"""

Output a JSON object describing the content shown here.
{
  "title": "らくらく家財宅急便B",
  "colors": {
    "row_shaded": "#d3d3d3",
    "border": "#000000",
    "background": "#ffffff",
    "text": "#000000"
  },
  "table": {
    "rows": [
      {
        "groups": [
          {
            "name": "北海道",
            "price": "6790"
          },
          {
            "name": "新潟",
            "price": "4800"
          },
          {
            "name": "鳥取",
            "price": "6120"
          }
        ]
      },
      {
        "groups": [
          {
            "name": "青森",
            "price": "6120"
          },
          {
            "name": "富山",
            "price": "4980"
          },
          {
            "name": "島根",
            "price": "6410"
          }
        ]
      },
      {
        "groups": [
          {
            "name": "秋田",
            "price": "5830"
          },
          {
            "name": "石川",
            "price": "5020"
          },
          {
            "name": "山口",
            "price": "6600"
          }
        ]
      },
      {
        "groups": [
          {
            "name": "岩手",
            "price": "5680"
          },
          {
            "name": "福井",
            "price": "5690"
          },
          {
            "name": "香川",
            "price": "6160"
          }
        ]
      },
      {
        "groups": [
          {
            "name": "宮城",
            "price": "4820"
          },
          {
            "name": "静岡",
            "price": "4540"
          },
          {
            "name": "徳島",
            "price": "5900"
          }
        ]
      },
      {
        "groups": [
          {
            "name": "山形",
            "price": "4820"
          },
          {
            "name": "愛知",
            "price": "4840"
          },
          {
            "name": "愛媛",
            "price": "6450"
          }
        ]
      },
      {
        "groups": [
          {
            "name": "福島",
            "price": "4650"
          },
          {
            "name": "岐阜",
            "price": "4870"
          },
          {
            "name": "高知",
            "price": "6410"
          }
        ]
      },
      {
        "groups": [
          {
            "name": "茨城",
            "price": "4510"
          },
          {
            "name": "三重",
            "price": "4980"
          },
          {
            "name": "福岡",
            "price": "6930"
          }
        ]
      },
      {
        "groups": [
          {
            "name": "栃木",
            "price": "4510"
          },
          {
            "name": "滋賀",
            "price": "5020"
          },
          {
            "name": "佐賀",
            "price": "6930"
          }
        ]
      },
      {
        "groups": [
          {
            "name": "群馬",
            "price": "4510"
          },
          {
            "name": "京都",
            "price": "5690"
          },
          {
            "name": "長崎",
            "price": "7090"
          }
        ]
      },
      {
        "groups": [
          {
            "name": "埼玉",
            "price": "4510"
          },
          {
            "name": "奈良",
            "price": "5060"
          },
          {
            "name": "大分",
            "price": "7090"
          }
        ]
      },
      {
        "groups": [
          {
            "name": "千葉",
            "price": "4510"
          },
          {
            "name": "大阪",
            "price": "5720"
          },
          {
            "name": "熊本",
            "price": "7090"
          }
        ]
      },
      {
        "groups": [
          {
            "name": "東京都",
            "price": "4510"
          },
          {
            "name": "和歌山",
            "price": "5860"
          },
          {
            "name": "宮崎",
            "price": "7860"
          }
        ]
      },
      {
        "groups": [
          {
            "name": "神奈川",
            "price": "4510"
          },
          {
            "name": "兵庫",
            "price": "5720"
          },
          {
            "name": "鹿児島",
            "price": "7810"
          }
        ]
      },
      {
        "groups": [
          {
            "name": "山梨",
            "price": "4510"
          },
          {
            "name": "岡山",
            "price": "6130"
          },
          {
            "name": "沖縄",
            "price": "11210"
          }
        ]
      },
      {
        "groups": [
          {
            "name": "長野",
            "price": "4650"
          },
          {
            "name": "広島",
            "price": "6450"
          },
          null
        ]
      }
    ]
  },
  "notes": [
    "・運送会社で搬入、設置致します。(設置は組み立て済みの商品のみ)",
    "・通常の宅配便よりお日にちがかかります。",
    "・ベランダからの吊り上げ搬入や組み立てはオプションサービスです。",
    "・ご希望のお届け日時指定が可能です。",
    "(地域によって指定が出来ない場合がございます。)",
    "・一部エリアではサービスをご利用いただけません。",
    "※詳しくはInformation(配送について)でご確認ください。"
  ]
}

"""

## WHAT YOU NEED TO DO
Every record shown above should be written out again exactly.

## SOLUTION
Output a JSON object describing the content shown here.
{
  "title": "らくらく家財宅急便B",
  "colors": {
    "row_shaded": "#d3d3d3",
    "border": "#000000",
    "background": "#ffffff",
    "text": "#000000"
  },
  "table": {
    "rows": [
      {
        "groups": [
          {
            "name": "北海道",
            "price": "6790"
          },
          {
            "name": "新潟",
            "price": "4800"
          },
          {
            "name": "鳥取",
            "price": "6120"
          }
        ]
      },
      {
        "groups": [
          {
            "name": "青森",
            "price": "6120"
          },
          {
            "name": "富山",
            "price": "4980"
          },
          {
            "name": "島根",
            "price": "6410"
          }
        ]
      },
      {
        "groups": [
          {
            "name": "秋田",
            "price": "5830"
          },
          {
            "name": "石川",
            "price": "5020"
          },
          {
            "name": "山口",
            "price": "6600"
          }
        ]
      },
      {
        "groups": [
          {
            "name": "岩手",
            "price": "5680"
          },
          {
            "name": "福井",
            "price": "5690"
          },
          {
            "name": "香川",
            "price": "6160"
          }
        ]
      },
      {
        "groups": [
          {
            "name": "宮城",
            "price": "4820"
          },
          {
            "name": "静岡",
            "price": "4540"
          },
          {
            "name": "徳島",
            "price": "5900"
          }
        ]
      },
      {
        "groups": [
          {
            "name": "山形",
            "price": "4820"
          },
          {
            "name": "愛知",
            "price": "4840"
          },
          {
            "name": "愛媛",
            "price": "6450"
          }
        ]
      },
      {
        "groups": [
          {
            "name": "福島",
            "price": "4650"
          },
          {
            "name": "岐阜",
            "price": "4870"
          },
          {
            "name": "高知",
            "price": "6410"
          }
        ]
      },
      {
        "groups": [
          {
            "name": "茨城",
            "price": "4510"
          },
          {
            "name": "三重",
            "price": "4980"
          },
          {
            "name": "福岡",
            "price": "6930"
          }
        ]
      },
      {
        "groups": [
          {
            "name": "栃木",
            "price": "4510"
          },
          {
            "name": "滋賀",
            "price": "5020"
          },
          {
            "name": "佐賀",
            "price": "6930"
          }
        ]
      },
      {
        "groups": [
          {
            "name": "群馬",
            "price": "4510"
          },
          {
            "name": "京都",
            "price": "5690"
          },
          {
            "name": "長崎",
            "price": "7090"
          }
        ]
      },
      {
        "groups": [
          {
            "name": "埼玉",
            "price": "4510"
          },
          {
            "name": "奈良",
            "price": "5060"
          },
          {
            "name": "大分",
            "price": "7090"
          }
        ]
      },
      {
        "groups": [
          {
            "name": "千葉",
            "price": "4510"
          },
          {
            "name": "大阪",
            "price": "5720"
          },
          {
            "name": "熊本",
            "price": "7090"
          }
        ]
      },
      {
        "groups": [
          {
            "name": "東京都",
            "price": "4510"
          },
          {
            "name": "和歌山",
            "price": "5860"
          },
          {
            "name": "宮崎",
            "price": "7860"
          }
        ]
      },
      {
        "groups": [
          {
            "name": "神奈川",
            "price": "4510"
          },
          {
            "name": "兵庫",
            "price": "5720"
          },
          {
            "name": "鹿児島",
            "price": "7810"
          }
        ]
      },
      {
        "groups": [
          {
            "name": "山梨",
            "price": "4510"
          },
          {
            "name": "岡山",
            "price": "6130"
          },
          {
            "name": "沖縄",
            "price": "11210"
          }
        ]
      },
      {
        "groups": [
          {
            "name": "長野",
            "price": "4650"
          },
          {
            "name": "広島",
            "price": "6450"
          },
          null
        ]
      }
    ]
  },
  "notes": [
    "・運送会社で搬入、設置致します。(設置は組み立て済みの商品のみ)",
    "・通常の宅配便よりお日にちがかかります。",
    "・ベランダからの吊り上げ搬入や組み立てはオプションサービスです。",
    "・ご希望のお届け日時指定が可能です。",
    "(地域によって指定が出来ない場合がございます。)",
    "・一部エリアではサービスをご利用いただけません。",
    "※詳しくはInformation(配送について)でご確認ください。"
  ]
}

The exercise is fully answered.